Data to process -
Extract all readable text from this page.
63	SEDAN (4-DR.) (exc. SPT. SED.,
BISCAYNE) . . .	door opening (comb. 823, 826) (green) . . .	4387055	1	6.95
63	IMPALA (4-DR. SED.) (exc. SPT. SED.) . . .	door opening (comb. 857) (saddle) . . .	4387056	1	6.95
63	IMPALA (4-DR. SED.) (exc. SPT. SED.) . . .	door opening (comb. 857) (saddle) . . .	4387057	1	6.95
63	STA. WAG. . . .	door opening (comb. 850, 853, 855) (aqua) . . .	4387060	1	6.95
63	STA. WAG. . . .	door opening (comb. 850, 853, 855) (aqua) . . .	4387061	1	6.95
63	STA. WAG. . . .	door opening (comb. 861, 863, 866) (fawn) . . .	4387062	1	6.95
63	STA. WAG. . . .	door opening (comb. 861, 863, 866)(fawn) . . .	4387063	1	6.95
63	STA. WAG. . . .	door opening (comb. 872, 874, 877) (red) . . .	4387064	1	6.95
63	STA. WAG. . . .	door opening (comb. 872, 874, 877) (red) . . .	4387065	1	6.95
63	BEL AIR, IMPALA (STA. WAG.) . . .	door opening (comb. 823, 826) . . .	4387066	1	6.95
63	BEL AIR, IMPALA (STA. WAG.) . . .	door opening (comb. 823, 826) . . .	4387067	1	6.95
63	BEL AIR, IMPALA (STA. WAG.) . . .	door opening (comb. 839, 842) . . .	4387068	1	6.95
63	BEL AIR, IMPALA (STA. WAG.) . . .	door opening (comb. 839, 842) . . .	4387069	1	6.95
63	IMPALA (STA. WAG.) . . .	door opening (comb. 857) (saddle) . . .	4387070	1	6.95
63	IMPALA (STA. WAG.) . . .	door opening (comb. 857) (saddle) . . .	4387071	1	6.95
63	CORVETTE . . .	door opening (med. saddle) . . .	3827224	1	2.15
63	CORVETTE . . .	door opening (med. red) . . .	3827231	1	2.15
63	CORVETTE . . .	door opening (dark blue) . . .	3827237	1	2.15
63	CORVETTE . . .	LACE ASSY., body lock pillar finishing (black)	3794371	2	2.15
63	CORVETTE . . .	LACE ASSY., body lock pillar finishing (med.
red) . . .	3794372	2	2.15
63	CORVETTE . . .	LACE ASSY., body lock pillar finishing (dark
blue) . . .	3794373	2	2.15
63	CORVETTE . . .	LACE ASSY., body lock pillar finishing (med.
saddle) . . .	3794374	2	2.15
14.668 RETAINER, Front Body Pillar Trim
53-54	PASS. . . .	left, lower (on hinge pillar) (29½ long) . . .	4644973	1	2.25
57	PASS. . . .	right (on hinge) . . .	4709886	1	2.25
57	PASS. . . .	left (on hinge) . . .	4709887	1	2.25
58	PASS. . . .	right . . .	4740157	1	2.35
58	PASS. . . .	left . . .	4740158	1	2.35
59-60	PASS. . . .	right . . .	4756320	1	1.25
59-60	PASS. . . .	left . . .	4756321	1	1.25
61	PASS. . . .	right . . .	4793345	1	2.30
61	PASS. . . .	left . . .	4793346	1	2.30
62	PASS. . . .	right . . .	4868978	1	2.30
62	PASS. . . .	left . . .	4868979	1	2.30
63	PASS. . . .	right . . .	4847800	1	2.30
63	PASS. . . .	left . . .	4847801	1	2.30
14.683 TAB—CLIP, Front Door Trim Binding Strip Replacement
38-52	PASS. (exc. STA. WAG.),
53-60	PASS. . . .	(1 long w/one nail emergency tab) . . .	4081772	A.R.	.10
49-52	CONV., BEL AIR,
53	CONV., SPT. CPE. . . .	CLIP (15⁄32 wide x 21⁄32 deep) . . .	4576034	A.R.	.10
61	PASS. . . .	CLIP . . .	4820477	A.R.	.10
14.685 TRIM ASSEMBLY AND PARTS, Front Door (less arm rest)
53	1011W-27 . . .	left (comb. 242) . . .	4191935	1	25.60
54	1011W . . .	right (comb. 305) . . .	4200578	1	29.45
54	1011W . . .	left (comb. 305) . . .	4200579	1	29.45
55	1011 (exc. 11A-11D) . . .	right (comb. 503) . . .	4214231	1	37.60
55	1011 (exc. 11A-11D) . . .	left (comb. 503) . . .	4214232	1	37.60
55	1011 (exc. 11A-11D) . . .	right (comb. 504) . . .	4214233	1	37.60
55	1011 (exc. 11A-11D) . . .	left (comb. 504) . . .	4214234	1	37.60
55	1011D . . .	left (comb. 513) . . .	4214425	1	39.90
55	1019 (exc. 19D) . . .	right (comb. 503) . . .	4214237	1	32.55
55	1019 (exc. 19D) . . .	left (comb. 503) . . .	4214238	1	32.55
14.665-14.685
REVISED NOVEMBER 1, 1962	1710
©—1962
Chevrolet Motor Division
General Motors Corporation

Objective - Gather all lines of the records that include the word "fawn".

Written reply -
63	STA. WAG. . . .	door opening (comb. 861, 863, 866) (fawn) . . .	4387062	1	6.95
63	STA. WAG. . . .	door opening (comb. 861, 863, 866)(fawn) . . .	4387063	1	6.95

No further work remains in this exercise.